## Requirements
Copy each line that holds "labels".

** BEGIN **

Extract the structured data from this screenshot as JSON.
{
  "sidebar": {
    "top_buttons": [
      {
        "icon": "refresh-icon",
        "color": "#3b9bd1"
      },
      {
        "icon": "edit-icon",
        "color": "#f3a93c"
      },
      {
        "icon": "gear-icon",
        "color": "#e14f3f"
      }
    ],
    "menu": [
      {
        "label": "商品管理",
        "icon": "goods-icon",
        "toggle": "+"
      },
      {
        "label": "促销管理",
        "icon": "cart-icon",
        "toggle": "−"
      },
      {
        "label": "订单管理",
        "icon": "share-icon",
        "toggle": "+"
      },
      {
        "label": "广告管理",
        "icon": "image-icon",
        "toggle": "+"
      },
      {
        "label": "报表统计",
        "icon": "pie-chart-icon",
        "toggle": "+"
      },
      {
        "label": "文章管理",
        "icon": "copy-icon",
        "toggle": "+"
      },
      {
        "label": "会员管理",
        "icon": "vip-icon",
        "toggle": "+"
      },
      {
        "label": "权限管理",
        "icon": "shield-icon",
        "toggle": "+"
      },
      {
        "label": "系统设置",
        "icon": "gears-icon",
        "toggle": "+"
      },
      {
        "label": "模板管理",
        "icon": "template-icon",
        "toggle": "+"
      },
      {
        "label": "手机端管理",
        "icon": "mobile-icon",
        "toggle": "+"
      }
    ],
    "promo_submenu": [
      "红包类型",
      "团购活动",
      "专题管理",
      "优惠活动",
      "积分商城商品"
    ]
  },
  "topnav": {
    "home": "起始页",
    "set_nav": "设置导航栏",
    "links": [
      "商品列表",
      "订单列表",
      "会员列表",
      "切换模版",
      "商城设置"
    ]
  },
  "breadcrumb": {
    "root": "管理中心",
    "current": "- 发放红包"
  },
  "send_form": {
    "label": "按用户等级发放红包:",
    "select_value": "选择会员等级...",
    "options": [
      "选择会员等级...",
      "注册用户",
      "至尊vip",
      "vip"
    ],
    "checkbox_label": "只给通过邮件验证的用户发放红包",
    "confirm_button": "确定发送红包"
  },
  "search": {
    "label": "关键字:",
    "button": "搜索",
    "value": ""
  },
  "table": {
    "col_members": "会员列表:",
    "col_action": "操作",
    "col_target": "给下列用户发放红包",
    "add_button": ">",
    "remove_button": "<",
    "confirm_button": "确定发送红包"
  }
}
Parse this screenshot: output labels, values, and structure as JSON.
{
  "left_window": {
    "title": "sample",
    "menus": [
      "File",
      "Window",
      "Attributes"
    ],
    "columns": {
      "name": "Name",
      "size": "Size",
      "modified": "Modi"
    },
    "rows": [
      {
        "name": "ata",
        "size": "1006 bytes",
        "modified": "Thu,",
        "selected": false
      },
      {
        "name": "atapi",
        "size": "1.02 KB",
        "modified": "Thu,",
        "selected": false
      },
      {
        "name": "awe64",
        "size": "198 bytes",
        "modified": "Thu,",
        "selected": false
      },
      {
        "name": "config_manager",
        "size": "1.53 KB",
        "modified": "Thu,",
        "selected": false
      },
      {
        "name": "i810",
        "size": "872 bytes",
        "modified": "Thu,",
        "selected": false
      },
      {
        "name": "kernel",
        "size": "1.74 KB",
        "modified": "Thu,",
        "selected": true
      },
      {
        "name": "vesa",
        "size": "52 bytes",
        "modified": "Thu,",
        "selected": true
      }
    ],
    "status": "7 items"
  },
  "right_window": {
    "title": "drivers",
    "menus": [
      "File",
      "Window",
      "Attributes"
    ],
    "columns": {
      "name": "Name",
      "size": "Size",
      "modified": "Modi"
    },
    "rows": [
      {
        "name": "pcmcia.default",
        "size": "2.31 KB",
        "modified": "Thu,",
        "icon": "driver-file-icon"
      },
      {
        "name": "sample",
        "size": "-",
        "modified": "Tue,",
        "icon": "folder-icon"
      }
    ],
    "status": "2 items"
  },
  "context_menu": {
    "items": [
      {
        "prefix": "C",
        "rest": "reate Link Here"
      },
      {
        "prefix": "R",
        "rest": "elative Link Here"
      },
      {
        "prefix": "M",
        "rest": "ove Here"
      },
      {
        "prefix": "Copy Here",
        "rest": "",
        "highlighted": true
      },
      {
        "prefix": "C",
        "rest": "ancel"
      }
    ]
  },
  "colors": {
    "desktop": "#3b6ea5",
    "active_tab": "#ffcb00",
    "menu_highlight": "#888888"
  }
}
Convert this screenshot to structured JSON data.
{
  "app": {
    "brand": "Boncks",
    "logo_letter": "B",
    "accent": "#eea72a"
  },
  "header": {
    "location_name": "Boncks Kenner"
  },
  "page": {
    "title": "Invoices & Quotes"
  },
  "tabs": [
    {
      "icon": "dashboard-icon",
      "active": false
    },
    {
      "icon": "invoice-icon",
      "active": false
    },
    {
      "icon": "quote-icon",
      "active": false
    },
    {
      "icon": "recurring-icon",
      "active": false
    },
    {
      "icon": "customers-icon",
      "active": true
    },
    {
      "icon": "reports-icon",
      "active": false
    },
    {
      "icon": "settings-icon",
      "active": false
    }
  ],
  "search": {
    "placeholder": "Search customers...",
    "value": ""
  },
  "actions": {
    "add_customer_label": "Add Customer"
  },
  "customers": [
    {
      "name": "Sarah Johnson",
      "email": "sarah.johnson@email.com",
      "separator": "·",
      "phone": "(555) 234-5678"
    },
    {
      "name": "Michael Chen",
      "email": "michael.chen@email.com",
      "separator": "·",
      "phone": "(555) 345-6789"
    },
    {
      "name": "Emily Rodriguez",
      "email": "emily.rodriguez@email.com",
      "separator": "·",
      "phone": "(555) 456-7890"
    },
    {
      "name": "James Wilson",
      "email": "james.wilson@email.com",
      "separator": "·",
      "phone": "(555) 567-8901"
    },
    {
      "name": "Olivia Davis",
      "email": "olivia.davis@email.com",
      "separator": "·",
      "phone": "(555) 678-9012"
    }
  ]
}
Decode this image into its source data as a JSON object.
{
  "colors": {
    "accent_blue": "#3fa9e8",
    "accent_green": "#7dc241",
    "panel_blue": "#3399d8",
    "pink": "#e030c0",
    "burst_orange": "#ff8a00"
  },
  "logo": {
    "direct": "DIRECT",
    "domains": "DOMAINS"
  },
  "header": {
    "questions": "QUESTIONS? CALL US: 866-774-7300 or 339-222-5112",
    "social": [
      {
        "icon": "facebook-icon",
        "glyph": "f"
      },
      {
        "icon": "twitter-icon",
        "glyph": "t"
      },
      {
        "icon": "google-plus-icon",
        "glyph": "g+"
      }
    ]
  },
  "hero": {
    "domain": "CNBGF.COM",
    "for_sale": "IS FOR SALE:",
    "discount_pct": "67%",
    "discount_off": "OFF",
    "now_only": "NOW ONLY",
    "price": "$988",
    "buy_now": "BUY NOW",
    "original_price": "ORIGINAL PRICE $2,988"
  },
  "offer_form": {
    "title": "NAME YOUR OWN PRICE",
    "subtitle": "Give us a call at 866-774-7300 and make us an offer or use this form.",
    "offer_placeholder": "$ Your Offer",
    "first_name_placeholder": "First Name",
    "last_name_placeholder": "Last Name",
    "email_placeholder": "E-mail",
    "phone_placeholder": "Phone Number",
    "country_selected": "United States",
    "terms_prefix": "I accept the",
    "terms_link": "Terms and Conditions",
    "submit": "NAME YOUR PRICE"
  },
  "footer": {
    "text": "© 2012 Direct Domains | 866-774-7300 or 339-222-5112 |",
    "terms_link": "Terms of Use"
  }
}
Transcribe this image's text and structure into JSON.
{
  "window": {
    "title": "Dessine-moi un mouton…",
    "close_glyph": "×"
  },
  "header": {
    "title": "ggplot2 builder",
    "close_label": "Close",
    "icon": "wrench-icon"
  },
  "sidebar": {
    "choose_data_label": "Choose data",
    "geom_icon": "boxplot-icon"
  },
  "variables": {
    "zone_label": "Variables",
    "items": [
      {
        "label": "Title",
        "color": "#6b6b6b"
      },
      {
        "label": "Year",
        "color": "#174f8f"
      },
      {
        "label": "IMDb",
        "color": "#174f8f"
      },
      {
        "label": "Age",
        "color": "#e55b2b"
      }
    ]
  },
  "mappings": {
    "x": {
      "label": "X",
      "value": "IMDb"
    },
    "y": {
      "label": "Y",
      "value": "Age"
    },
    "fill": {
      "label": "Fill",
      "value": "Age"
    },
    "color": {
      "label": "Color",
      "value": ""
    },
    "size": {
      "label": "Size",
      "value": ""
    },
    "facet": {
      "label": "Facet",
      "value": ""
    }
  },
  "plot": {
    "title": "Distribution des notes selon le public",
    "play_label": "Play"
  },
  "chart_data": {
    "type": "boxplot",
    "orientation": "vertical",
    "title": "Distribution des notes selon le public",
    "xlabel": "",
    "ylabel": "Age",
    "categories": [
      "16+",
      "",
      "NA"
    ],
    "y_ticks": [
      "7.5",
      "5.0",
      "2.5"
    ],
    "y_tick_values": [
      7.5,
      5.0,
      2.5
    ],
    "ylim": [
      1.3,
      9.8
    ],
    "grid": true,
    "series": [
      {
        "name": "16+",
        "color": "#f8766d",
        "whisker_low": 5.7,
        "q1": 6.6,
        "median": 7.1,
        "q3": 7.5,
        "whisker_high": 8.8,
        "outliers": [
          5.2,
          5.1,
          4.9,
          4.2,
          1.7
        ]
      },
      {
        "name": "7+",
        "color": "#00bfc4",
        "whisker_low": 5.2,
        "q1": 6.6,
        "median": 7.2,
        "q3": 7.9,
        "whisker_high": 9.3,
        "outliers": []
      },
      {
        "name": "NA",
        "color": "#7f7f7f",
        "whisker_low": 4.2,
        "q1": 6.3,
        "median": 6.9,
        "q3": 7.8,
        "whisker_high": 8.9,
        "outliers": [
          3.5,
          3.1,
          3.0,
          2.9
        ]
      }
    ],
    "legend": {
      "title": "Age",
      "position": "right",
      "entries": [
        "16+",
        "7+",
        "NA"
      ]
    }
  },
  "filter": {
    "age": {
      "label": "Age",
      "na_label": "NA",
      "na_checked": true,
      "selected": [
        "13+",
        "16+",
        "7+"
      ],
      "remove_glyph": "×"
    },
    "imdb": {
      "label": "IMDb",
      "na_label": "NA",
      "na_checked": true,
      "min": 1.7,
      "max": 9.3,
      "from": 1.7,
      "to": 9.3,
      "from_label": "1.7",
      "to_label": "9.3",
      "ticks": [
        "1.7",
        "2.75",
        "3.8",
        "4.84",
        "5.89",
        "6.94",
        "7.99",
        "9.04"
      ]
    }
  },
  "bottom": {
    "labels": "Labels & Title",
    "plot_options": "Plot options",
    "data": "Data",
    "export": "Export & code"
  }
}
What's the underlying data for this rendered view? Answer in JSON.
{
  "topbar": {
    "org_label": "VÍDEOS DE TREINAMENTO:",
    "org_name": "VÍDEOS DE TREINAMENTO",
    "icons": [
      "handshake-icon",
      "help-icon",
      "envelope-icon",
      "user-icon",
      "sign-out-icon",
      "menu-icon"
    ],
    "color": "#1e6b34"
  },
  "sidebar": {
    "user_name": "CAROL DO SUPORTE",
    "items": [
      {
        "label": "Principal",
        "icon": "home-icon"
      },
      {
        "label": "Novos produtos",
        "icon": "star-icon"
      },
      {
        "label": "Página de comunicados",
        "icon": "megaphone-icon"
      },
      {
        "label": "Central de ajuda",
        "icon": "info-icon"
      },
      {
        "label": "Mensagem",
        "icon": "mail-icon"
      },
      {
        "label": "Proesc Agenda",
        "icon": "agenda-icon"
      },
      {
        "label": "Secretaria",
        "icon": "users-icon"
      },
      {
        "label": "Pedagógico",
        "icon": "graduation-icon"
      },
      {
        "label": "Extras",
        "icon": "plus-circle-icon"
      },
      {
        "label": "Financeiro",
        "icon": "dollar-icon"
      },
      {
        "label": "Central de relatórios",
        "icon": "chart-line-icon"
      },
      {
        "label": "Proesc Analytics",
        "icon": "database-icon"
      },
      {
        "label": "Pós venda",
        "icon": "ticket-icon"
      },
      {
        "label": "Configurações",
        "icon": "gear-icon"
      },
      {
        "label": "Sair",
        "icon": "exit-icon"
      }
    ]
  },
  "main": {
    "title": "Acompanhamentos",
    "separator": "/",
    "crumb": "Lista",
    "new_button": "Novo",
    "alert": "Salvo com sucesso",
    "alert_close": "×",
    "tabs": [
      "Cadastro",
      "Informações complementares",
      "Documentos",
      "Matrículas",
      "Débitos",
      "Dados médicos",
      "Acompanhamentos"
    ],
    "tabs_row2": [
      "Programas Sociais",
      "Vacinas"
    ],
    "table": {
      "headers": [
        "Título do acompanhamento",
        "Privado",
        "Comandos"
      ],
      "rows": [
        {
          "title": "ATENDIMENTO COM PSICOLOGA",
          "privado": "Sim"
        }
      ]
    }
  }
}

** END **

## Result
Parse this screenshot: output labels, values, and structure as JSON.
    "labels": "Labels & Title",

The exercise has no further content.